>> Start SOURCE RECORDS
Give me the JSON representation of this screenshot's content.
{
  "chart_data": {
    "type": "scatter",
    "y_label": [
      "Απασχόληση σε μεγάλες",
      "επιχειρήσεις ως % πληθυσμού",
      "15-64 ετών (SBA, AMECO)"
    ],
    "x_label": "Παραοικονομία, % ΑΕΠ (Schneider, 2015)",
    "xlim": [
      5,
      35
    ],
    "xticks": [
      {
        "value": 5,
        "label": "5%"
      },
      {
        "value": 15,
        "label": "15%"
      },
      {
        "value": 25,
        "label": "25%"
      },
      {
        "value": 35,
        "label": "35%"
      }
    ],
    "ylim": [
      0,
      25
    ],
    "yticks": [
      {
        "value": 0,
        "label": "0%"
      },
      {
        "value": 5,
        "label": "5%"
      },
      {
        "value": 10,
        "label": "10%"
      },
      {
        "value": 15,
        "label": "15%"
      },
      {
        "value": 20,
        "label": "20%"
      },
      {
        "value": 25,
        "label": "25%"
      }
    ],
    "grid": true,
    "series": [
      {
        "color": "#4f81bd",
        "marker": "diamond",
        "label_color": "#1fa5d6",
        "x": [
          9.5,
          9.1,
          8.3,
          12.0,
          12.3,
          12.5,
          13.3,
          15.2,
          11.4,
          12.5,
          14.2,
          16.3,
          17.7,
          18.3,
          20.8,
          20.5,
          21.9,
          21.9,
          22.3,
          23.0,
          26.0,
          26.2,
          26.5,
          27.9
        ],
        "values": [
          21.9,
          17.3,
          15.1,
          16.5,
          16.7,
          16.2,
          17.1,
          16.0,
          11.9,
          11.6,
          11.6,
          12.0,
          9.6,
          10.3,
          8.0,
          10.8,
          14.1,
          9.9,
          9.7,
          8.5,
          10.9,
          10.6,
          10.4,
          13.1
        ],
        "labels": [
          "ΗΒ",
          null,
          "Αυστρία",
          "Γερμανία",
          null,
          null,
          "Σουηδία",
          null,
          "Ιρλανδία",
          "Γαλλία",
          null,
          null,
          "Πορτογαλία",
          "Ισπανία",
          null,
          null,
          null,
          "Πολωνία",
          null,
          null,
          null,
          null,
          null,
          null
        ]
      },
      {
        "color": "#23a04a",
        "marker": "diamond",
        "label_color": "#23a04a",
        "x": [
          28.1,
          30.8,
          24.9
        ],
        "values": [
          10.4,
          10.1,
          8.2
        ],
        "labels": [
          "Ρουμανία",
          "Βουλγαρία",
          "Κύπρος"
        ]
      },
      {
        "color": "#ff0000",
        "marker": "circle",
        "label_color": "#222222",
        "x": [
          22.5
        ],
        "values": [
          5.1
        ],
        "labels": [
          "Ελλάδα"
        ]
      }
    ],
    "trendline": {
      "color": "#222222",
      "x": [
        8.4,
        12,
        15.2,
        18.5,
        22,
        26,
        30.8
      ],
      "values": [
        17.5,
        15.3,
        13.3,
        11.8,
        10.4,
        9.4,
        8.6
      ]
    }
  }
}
>> End SOURCE RECORDS
- **EXERCISE AIM**: Reproduce the records above exactly as they appear.

- **REPLY TO THE TASK**:
Give me the JSON representation of this screenshot's content.
{
  "chart_data": {
    "type": "scatter",
    "y_label": [
      "Απασχόληση σε μεγάλες",
      "επιχειρήσεις ως % πληθυσμού",
      "15-64 ετών (SBA, AMECO)"
    ],
    "x_label": "Παραοικονομία, % ΑΕΠ (Schneider, 2015)",
    "xlim": [
      5,
      35
    ],
    "xticks": [
      {
        "value": 5,
        "label": "5%"
      },
      {
        "value": 15,
        "label": "15%"
      },
      {
        "value": 25,
        "label": "25%"
      },
      {
        "value": 35,
        "label": "35%"
      }
    ],
    "ylim": [
      0,
      25
    ],
    "yticks": [
      {
        "value": 0,
        "label": "0%"
      },
      {
        "value": 5,
        "label": "5%"
      },
      {
        "value": 10,
        "label": "10%"
      },
      {
        "value": 15,
        "label": "15%"
      },
      {
        "value": 20,
        "label": "20%"
      },
      {
        "value": 25,
        "label": "25%"
      }
    ],
    "grid": true,
    "series": [
      {
        "color": "#4f81bd",
        "marker": "diamond",
        "label_color": "#1fa5d6",
        "x": [
          9.5,
          9.1,
          8.3,
          12.0,
          12.3,
          12.5,
          13.3,
          15.2,
          11.4,
          12.5,
          14.2,
          16.3,
          17.7,
          18.3,
          20.8,
          20.5,
          21.9,
          21.9,
          22.3,
          23.0,
          26.0,
          26.2,
          26.5,
          27.9
        ],
        "values": [
          21.9,
          17.3,
          15.1,
          16.5,
          16.7,
          16.2,
          17.1,
          16.0,
          11.9,
          11.6,
          11.6,
          12.0,
          9.6,
          10.3,
          8.0,
          10.8,
          14.1,
          9.9,
          9.7,
          8.5,
          10.9,
          10.6,
          10.4,
          13.1
        ],
        "labels": [
          "ΗΒ",
          null,
          "Αυστρία",
          "Γερμανία",
          null,
          null,
          "Σουηδία",
          null,
          "Ιρλανδία",
          "Γαλλία",
          null,
          null,
          "Πορτογαλία",
          "Ισπανία",
          null,
          null,
          null,
          "Πολωνία",
          null,
          null,
          null,
          null,
          null,
          null
        ]
      },
      {
        "color": "#23a04a",
        "marker": "diamond",
        "label_color": "#23a04a",
        "x": [
          28.1,
          30.8,
          24.9
        ],
        "values": [
          10.4,
          10.1,
          8.2
        ],
        "labels": [
          "Ρουμανία",
          "Βουλγαρία",
          "Κύπρος"
        ]
      },
      {
        "color": "#ff0000",
        "marker": "circle",
        "label_color": "#222222",
        "x": [
          22.5
        ],
        "values": [
          5.1
        ],
        "labels": [
          "Ελλάδα"
        ]
      }
    ],
    "trendline": {
      "color": "#222222",
      "x": [
        8.4,
        12,
        15.2,
        18.5,
        22,
        26,
        30.8
      ],
      "values": [
        17.5,
        15.3,
        13.3,
        11.8,
        10.4,
        9.4,
        8.6
      ]
    }
  }
}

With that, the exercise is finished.